Provided passage ->
BEGIN
That “great cloud of witness” are those who have gone on before us – who by faith have testified to the truth of God’s absolute faithfulness. (AMP)

They are cheering us on!

Even when we feel like the underdog, the less talented, the “loser”, God’s saints are pulling for us.

When we feel incapable of

  • raising our children,
  • facing the challenges ahead,
  • just getting out of bed,
  • feeding one more whining, reluctant eater

we must continue to run with endurance the race set before us.

Your race is different from mine.

Yet we have the same promise of God’s presence and strength.

It appears my father will be joining that great crowd of witnesses soon. I know he will be cheering us on, trusting in God’s faithfulness to give us strength for what we are facing.

After all, Dad was a track coach and he always pulls for the underdog…

 

 

Proportion

100_0171” “You have blown this all out of proportion!”

How many times have you heard this, or said this yourself? We use it to refer to a situation where we feel someone is making too big a deal out of a situation.

This often occurs because a spouse, child, or in-law thinks something is more important than it is….

or to be fair – than WE think it is.

In art, proportion is defined as the relationship between objects with respect to size, number, etc. including the relation between parts of a whole.

Artists sense that things are in proportion by comparing the elements within the piece of art. We don’t just look at one flower in a still life and judge if it is in proportion. It must be looked at in comparison to the whole picture.
END
Dataset excerpts ->
BEGIN
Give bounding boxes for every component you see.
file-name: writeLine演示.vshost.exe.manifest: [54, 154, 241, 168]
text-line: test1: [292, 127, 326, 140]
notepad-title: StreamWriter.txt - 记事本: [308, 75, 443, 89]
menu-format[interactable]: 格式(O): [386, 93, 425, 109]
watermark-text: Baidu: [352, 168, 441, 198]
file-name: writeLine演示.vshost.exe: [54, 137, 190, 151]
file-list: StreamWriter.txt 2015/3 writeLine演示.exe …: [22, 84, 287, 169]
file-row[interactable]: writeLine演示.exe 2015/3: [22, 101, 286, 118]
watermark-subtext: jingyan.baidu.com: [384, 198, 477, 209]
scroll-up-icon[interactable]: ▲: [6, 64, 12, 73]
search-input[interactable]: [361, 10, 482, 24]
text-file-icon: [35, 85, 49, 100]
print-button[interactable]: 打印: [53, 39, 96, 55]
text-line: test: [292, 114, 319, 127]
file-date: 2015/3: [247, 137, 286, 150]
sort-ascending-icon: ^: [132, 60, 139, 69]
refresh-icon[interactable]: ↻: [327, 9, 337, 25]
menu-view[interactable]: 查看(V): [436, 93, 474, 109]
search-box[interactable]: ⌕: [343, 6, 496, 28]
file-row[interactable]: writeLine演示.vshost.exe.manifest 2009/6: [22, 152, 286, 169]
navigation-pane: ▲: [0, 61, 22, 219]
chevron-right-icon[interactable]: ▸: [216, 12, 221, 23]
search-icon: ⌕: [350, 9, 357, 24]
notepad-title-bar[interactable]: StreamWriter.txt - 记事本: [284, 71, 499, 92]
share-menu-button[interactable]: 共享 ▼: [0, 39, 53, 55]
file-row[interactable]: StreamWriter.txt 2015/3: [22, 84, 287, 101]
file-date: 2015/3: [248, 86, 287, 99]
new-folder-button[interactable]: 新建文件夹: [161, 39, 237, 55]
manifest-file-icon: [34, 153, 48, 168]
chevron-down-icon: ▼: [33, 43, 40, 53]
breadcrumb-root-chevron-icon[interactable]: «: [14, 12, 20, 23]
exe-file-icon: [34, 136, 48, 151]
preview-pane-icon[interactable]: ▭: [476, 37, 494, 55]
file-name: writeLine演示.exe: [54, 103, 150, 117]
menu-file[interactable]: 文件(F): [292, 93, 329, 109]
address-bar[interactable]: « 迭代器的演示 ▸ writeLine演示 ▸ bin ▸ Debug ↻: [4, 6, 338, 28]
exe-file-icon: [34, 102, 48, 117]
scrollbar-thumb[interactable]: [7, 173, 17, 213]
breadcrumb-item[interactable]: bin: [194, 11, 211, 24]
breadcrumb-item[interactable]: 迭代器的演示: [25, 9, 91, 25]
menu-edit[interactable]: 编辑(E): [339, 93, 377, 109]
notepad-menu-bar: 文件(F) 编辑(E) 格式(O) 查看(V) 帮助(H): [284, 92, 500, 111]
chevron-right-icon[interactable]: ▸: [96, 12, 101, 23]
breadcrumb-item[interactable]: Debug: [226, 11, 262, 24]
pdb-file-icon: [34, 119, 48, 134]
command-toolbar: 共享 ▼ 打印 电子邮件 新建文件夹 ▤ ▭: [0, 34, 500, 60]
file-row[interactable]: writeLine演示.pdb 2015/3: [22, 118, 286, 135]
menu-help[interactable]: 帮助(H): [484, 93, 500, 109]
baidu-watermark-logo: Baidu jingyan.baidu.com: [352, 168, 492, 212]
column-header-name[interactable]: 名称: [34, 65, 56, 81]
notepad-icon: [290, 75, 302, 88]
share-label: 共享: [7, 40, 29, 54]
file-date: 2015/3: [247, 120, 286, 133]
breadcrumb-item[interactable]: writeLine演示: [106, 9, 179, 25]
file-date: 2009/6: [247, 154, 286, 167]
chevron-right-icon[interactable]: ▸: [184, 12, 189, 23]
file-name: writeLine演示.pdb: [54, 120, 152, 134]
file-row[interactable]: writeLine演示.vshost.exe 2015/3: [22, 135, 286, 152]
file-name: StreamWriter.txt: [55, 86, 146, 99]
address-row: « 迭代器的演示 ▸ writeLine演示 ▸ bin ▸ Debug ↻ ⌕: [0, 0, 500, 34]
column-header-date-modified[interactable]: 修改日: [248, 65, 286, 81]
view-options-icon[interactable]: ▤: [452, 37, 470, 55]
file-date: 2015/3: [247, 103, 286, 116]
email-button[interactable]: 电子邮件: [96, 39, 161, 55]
END
Exercise -> Reproduce everything in the devotional passage from "When we feel incapable" down to "different from mine.".

Result of the task ->
When we feel incapable of

  • raising our children,
  • facing the challenges ahead,
  • just getting out of bed,
  • feeding one more whining, reluctant eater

we must continue to run with endurance the race set before us.

Your race is different from mine.